(Records from a data source)
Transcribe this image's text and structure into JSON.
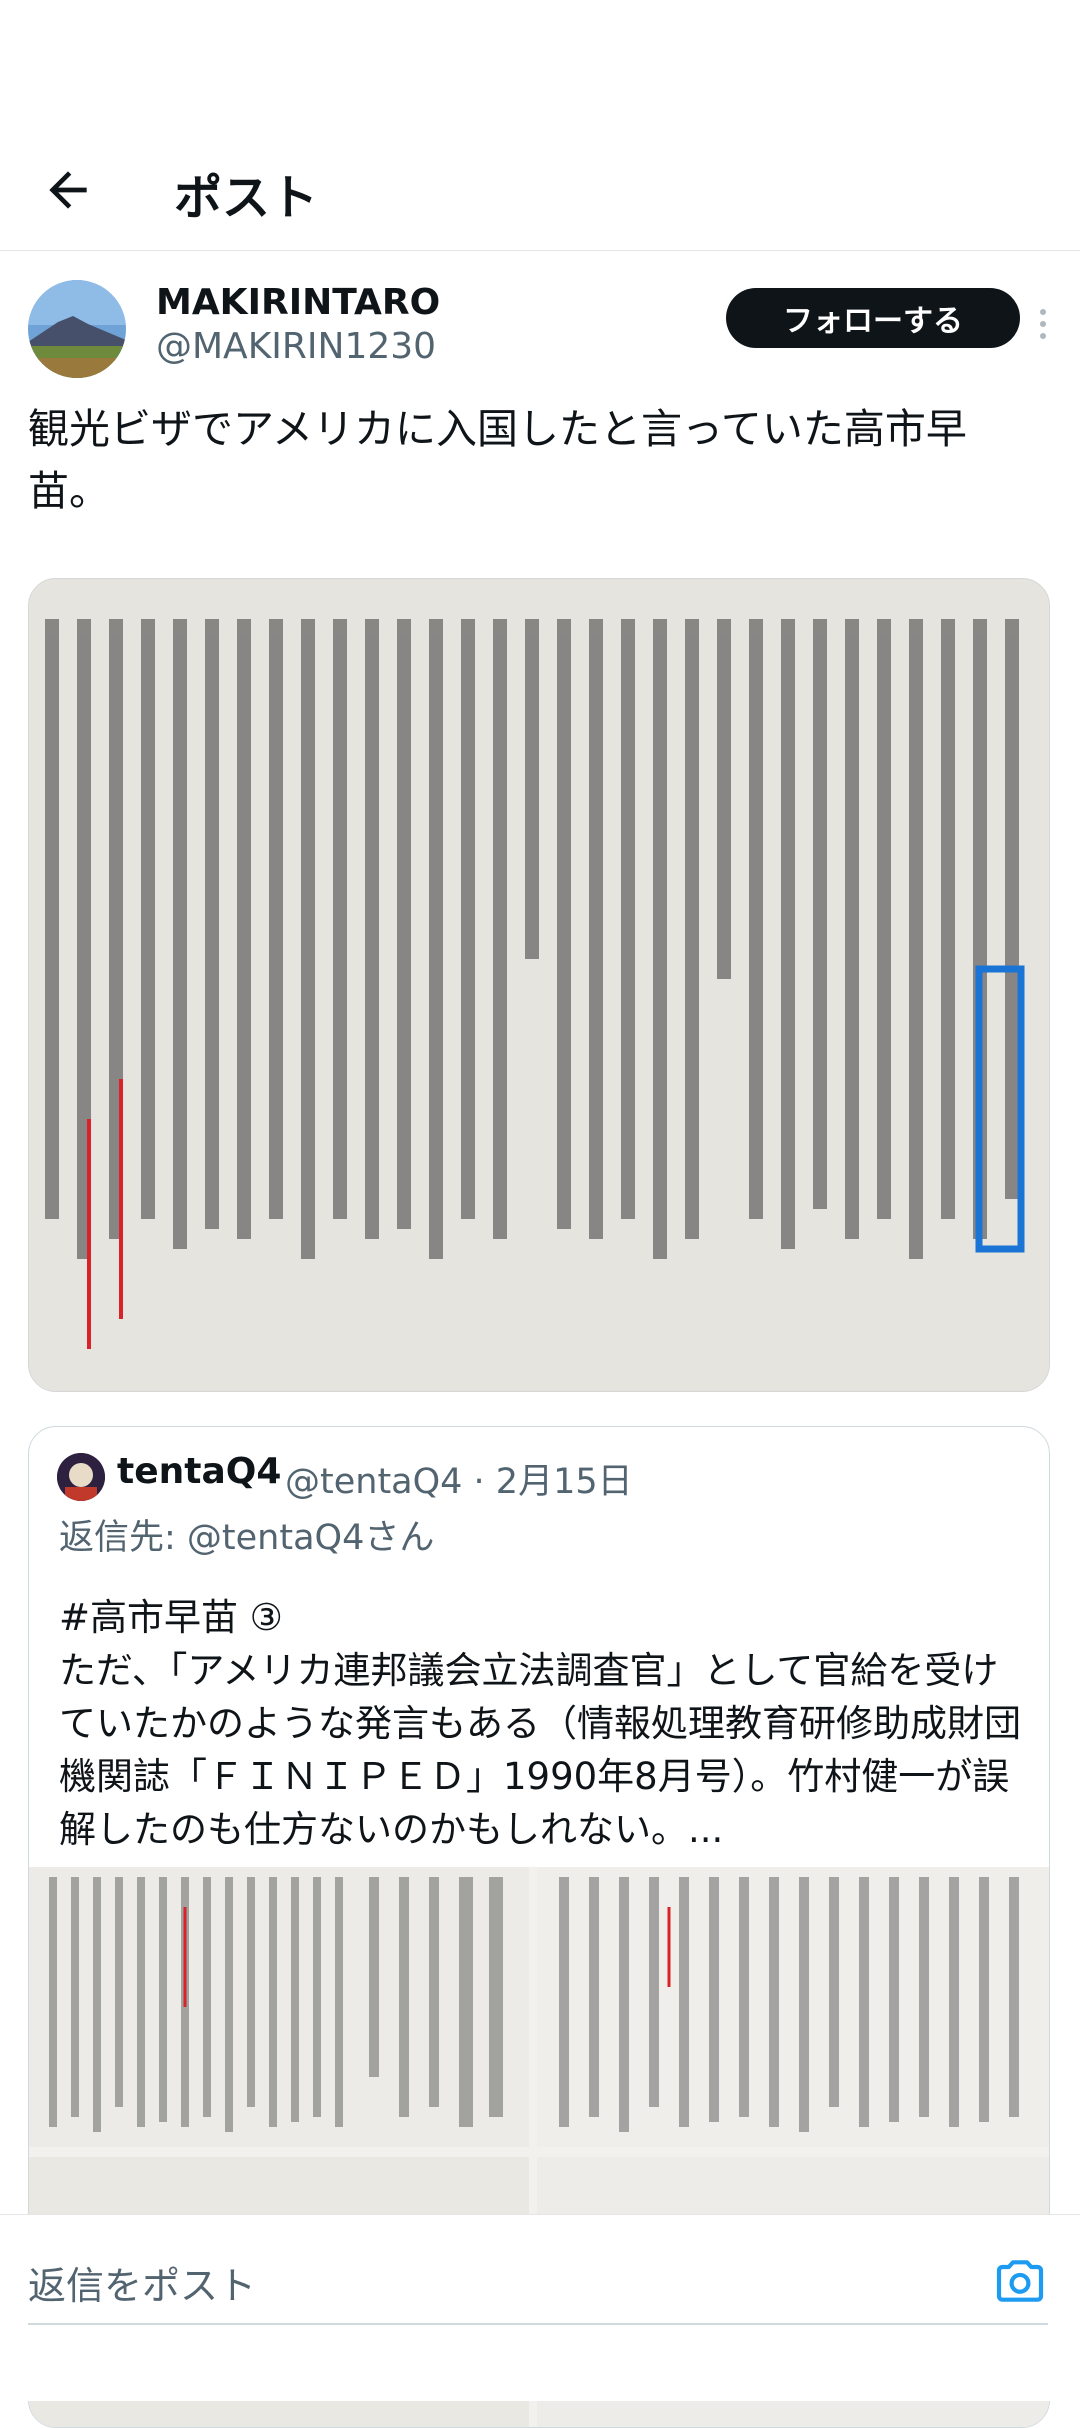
{
  "header": {
    "title": "ポスト"
  },
  "post": {
    "display_name": "MAKIRINTARO",
    "handle": "@MAKIRIN1230",
    "follow_label": "フォローする",
    "text": "観光ビザでアメリカに入国したと言っていた高市早苗。"
  },
  "quoted": {
    "name": "tentaQ4",
    "handle_date": "@tentaQ4 · 2月15日",
    "reply_to": "返信先: @tentaQ4さん",
    "text": "#高市早苗 ③\nただ、「アメリカ連邦議会立法調査官」として官給を受けていたかのような発言もある（情報処理教育研修助成財団機関誌「ＦＩＮＩＰＥＤ」1990年8月号）。竹村健一が誤解したのも仕方ないのかもしれない。..."
  },
  "reply_bar": {
    "placeholder": "返信をポスト"
  },
  "icons": {
    "back": "back-arrow-icon",
    "more": "more-vertical-icon",
    "camera": "camera-icon"
  },
  "colors": {
    "accent": "#1d9bf0",
    "text_secondary": "#536471",
    "follow_bg": "#0f1419",
    "highlight_box": "#1a74d6",
    "underline_red": "#d8232a"
  }
}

_Your goal:_
Copy the entries above faithfully and omit every image.

_The answer:_
Transcribe this image's text and structure into JSON.
{
  "header": {
    "title": "ポスト"
  },
  "post": {
    "display_name": "MAKIRINTARO",
    "handle": "@MAKIRIN1230",
    "follow_label": "フォローする",
    "text": "観光ビザでアメリカに入国したと言っていた高市早苗。"
  },
  "quoted": {
    "name": "tentaQ4",
    "handle_date": "@tentaQ4 · 2月15日",
    "reply_to": "返信先: @tentaQ4さん",
    "text": "#高市早苗 ③\nただ、「アメリカ連邦議会立法調査官」として官給を受けていたかのような発言もある（情報処理教育研修助成財団機関誌「ＦＩＮＩＰＥＤ」1990年8月号）。竹村健一が誤解したのも仕方ないのかもしれない。..."
  },
  "reply_bar": {
    "placeholder": "返信をポスト"
  },
  "icons": {
    "back": "back-arrow-icon",
    "more": "more-vertical-icon",
    "camera": "camera-icon"
  },
  "colors": {
    "accent": "#1d9bf0",
    "text_secondary": "#536471",
    "follow_bg": "#0f1419",
    "highlight_box": "#1a74d6",
    "underline_red": "#d8232a"
  }
}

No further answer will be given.